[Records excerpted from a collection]
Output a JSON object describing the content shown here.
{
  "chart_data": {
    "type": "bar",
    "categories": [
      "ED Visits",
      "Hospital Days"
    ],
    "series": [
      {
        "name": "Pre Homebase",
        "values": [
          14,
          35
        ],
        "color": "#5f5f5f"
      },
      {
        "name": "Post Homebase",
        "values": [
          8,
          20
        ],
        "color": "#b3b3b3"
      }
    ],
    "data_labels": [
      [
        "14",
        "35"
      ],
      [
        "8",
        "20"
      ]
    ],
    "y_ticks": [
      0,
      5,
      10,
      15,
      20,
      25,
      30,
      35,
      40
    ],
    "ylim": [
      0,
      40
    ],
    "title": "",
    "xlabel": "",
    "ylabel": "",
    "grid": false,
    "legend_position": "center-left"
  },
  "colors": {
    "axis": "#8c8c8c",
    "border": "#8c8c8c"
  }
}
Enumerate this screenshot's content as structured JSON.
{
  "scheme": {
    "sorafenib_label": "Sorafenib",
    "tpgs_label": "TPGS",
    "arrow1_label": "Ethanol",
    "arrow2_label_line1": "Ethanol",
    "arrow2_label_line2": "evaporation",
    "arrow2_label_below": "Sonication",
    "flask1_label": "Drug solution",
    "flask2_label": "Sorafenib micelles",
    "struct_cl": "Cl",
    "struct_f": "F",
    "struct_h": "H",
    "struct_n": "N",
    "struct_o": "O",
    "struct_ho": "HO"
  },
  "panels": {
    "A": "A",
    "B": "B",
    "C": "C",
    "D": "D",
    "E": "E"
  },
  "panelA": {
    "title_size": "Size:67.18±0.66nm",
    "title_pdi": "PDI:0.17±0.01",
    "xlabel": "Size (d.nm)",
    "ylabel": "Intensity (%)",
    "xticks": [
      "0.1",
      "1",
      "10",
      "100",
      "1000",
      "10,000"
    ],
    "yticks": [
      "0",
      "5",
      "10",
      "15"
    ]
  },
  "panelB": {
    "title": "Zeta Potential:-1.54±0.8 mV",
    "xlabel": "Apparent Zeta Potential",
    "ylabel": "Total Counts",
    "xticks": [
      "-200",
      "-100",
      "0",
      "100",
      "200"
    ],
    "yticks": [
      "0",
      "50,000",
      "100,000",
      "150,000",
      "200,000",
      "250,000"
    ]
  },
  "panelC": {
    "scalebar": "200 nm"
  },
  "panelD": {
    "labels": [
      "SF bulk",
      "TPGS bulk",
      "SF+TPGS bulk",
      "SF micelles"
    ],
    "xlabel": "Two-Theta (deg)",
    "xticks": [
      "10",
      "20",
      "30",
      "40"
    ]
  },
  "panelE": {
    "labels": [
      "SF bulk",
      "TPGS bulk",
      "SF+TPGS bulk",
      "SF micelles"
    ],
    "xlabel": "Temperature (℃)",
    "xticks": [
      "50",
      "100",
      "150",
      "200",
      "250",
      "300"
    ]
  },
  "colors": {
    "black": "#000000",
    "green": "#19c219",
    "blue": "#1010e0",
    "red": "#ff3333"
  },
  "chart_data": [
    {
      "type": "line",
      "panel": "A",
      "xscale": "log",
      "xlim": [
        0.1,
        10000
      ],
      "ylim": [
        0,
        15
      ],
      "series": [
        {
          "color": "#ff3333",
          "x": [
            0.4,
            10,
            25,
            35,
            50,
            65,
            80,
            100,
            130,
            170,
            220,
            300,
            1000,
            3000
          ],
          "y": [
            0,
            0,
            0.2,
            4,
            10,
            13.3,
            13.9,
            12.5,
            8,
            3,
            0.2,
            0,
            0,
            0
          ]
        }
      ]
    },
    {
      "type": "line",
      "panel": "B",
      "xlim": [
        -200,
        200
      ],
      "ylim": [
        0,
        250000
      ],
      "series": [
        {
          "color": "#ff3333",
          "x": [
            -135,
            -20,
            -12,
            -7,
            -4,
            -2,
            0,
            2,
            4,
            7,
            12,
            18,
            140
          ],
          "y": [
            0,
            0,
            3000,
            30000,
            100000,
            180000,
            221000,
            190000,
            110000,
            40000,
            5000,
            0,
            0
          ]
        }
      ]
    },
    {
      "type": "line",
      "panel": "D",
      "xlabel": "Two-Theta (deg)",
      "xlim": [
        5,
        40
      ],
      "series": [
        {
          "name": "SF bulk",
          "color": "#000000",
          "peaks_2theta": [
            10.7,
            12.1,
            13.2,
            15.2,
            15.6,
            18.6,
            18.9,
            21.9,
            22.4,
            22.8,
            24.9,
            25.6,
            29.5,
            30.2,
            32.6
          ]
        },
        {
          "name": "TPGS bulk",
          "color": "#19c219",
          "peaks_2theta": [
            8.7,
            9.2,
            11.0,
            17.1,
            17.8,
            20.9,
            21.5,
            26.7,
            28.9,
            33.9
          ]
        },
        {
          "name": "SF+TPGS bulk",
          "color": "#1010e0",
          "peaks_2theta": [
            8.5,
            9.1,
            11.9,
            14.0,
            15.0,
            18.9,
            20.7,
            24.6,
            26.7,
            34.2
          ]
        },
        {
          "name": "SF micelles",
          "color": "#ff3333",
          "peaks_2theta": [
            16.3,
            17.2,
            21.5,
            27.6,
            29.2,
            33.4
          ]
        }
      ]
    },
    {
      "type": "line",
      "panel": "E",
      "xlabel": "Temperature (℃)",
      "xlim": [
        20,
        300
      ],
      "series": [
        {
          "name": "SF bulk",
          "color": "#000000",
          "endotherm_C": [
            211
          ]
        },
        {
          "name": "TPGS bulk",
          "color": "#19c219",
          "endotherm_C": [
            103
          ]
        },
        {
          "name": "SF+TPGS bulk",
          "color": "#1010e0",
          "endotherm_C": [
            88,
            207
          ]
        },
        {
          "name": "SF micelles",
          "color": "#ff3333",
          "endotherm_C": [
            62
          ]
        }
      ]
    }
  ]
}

> Given exercise
The answer should be a single number: the count of lines in the data that include the string "Zeta".

> Answer
2